Start

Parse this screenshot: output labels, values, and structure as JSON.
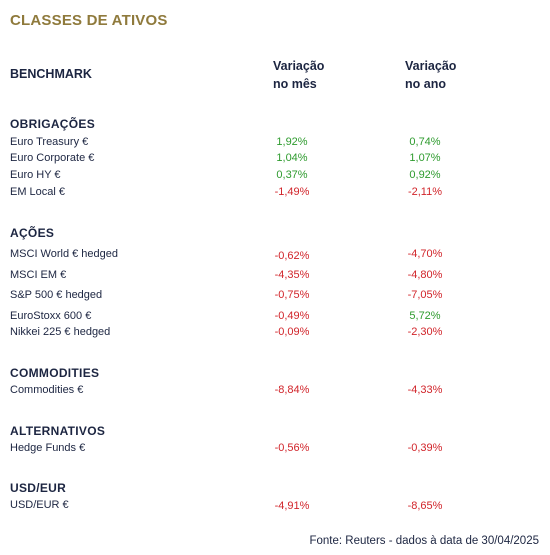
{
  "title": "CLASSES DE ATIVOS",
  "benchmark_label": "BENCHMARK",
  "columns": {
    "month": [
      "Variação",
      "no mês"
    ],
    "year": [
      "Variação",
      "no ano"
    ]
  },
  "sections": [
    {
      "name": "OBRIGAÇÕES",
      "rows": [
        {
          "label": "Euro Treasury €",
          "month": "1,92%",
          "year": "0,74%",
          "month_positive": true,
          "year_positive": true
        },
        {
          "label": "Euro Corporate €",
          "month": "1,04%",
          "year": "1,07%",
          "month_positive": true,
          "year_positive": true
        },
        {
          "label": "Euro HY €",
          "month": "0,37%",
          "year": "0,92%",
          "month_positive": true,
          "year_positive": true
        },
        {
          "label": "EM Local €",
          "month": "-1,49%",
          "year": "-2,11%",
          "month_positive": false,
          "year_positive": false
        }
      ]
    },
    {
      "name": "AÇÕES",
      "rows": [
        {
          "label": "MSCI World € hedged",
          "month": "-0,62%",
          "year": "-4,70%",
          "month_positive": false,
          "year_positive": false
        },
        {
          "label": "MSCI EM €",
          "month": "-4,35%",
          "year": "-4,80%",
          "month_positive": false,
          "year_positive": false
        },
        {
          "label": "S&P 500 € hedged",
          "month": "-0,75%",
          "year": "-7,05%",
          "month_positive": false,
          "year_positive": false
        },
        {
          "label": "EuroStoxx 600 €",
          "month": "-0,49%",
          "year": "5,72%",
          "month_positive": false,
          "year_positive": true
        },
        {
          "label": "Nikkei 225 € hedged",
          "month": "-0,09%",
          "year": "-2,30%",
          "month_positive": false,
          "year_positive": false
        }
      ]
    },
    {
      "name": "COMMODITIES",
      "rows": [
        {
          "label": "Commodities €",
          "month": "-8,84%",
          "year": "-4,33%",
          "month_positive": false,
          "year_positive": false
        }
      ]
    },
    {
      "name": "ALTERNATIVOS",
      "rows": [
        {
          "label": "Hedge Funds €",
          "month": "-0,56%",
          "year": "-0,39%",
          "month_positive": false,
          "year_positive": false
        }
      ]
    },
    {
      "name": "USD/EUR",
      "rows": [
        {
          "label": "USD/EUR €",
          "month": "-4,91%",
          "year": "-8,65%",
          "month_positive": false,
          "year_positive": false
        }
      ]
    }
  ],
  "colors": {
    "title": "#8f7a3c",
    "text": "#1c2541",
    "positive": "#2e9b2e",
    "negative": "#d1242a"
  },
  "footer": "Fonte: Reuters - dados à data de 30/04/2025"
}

End

> _Problem to solve_
Reproduce each entry precisely, dropping only the pictures.

> _Final answer_
Parse this screenshot: output labels, values, and structure as JSON.
{
  "title": "CLASSES DE ATIVOS",
  "benchmark_label": "BENCHMARK",
  "columns": {
    "month": [
      "Variação",
      "no mês"
    ],
    "year": [
      "Variação",
      "no ano"
    ]
  },
  "sections": [
    {
      "name": "OBRIGAÇÕES",
      "rows": [
        {
          "label": "Euro Treasury €",
          "month": "1,92%",
          "year": "0,74%",
          "month_positive": true,
          "year_positive": true
        },
        {
          "label": "Euro Corporate €",
          "month": "1,04%",
          "year": "1,07%",
          "month_positive": true,
          "year_positive": true
        },
        {
          "label": "Euro HY €",
          "month": "0,37%",
          "year": "0,92%",
          "month_positive": true,
          "year_positive": true
        },
        {
          "label": "EM Local €",
          "month": "-1,49%",
          "year": "-2,11%",
          "month_positive": false,
          "year_positive": false
        }
      ]
    },
    {
      "name": "AÇÕES",
      "rows": [
        {
          "label": "MSCI World € hedged",
          "month": "-0,62%",
          "year": "-4,70%",
          "month_positive": false,
          "year_positive": false
        },
        {
          "label": "MSCI EM €",
          "month": "-4,35%",
          "year": "-4,80%",
          "month_positive": false,
          "year_positive": false
        },
        {
          "label": "S&P 500 € hedged",
          "month": "-0,75%",
          "year": "-7,05%",
          "month_positive": false,
          "year_positive": false
        },
        {
          "label": "EuroStoxx 600 €",
          "month": "-0,49%",
          "year": "5,72%",
          "month_positive": false,
          "year_positive": true
        },
        {
          "label": "Nikkei 225 € hedged",
          "month": "-0,09%",
          "year": "-2,30%",
          "month_positive": false,
          "year_positive": false
        }
      ]
    },
    {
      "name": "COMMODITIES",
      "rows": [
        {
          "label": "Commodities €",
          "month": "-8,84%",
          "year": "-4,33%",
          "month_positive": false,
          "year_positive": false
        }
      ]
    },
    {
      "name": "ALTERNATIVOS",
      "rows": [
        {
          "label": "Hedge Funds €",
          "month": "-0,56%",
          "year": "-0,39%",
          "month_positive": false,
          "year_positive": false
        }
      ]
    },
    {
      "name": "USD/EUR",
      "rows": [
        {
          "label": "USD/EUR €",
          "month": "-4,91%",
          "year": "-8,65%",
          "month_positive": false,
          "year_positive": false
        }
      ]
    }
  ],
  "colors": {
    "title": "#8f7a3c",
    "text": "#1c2541",
    "positive": "#2e9b2e",
    "negative": "#d1242a"
  },
  "footer": "Fonte: Reuters - dados à data de 30/04/2025"
}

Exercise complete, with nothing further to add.